### What you need to do
Reproduce the entries exactly.

-- Begin Record excerpts --

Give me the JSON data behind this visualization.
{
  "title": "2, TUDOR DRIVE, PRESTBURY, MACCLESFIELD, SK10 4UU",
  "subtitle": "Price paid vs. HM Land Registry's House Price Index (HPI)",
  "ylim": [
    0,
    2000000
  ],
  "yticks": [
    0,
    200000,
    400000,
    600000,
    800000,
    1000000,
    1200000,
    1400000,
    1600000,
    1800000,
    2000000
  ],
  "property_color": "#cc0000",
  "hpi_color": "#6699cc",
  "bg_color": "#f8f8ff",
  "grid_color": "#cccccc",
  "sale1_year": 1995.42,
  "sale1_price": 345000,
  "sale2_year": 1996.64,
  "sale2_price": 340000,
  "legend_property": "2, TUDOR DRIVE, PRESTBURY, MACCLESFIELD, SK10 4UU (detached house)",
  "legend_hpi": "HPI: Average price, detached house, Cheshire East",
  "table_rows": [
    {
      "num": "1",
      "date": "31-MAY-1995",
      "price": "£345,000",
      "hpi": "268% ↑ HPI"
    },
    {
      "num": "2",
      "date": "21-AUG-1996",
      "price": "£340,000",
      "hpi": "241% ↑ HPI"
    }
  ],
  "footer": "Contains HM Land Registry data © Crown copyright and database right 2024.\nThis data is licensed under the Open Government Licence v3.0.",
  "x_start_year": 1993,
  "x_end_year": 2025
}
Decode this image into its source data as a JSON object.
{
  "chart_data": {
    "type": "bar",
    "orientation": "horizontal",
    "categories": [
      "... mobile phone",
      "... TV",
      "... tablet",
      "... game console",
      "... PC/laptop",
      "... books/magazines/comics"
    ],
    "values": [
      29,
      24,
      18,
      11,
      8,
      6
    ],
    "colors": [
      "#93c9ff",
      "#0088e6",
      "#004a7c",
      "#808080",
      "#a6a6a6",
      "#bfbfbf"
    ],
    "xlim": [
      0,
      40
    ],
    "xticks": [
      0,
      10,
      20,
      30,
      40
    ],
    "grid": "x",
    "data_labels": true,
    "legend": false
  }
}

-- End Record excerpts --

### Task response
Give me the JSON data behind this visualization.
{
  "title": "2, TUDOR DRIVE, PRESTBURY, MACCLESFIELD, SK10 4UU",
  "subtitle": "Price paid vs. HM Land Registry's House Price Index (HPI)",
  "ylim": [
    0,
    2000000
  ],
  "yticks": [
    0,
    200000,
    400000,
    600000,
    800000,
    1000000,
    1200000,
    1400000,
    1600000,
    1800000,
    2000000
  ],
  "property_color": "#cc0000",
  "hpi_color": "#6699cc",
  "bg_color": "#f8f8ff",
  "grid_color": "#cccccc",
  "sale1_year": 1995.42,
  "sale1_price": 345000,
  "sale2_year": 1996.64,
  "sale2_price": 340000,
  "legend_property": "2, TUDOR DRIVE, PRESTBURY, MACCLESFIELD, SK10 4UU (detached house)",
  "legend_hpi": "HPI: Average price, detached house, Cheshire East",
  "table_rows": [
    {
      "num": "1",
      "date": "31-MAY-1995",
      "price": "£345,000",
      "hpi": "268% ↑ HPI"
    },
    {
      "num": "2",
      "date": "21-AUG-1996",
      "price": "£340,000",
      "hpi": "241% ↑ HPI"
    }
  ],
  "footer": "Contains HM Land Registry data © Crown copyright and database right 2024.\nThis data is licensed under the Open Government Licence v3.0.",
  "x_start_year": 1993,
  "x_end_year": 2025
}
Decode this image into its source data as a JSON object.
{
  "chart_data": {
    "type": "bar",
    "orientation": "horizontal",
    "categories": [
      "... mobile phone",
      "... TV",
      "... tablet",
      "... game console",
      "... PC/laptop",
      "... books/magazines/comics"
    ],
    "values": [
      29,
      24,
      18,
      11,
      8,
      6
    ],
    "colors": [
      "#93c9ff",
      "#0088e6",
      "#004a7c",
      "#808080",
      "#a6a6a6",
      "#bfbfbf"
    ],
    "xlim": [
      0,
      40
    ],
    "xticks": [
      0,
      10,
      20,
      30,
      40
    ],
    "grid": "x",
    "data_labels": true,
    "legend": false
  }
}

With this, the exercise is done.